» EXERCISE
Restate the full set of records exactly, word for word.

» STORED DATA

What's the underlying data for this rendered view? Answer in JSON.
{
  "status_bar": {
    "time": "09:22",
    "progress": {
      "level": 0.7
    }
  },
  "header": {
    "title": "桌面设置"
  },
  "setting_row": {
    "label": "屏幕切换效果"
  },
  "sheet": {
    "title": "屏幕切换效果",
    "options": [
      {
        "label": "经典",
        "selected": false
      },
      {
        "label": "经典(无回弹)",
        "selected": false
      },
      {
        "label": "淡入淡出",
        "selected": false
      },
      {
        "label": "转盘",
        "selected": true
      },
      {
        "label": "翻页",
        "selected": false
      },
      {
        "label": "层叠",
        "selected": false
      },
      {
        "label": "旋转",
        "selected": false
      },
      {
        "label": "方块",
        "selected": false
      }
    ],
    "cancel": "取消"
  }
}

» COMPLETED TASK
What's the underlying data for this rendered view? Answer in JSON.
{
  "status_bar": {
    "time": "09:22",
    "progress": {
      "level": 0.7
    }
  },
  "header": {
    "title": "桌面设置"
  },
  "setting_row": {
    "label": "屏幕切换效果"
  },
  "sheet": {
    "title": "屏幕切换效果",
    "options": [
      {
        "label": "经典",
        "selected": false
      },
      {
        "label": "经典(无回弹)",
        "selected": false
      },
      {
        "label": "淡入淡出",
        "selected": false
      },
      {
        "label": "转盘",
        "selected": true
      },
      {
        "label": "翻页",
        "selected": false
      },
      {
        "label": "层叠",
        "selected": false
      },
      {
        "label": "旋转",
        "selected": false
      },
      {
        "label": "方块",
        "selected": false
      }
    ],
    "cancel": "取消"
  }
}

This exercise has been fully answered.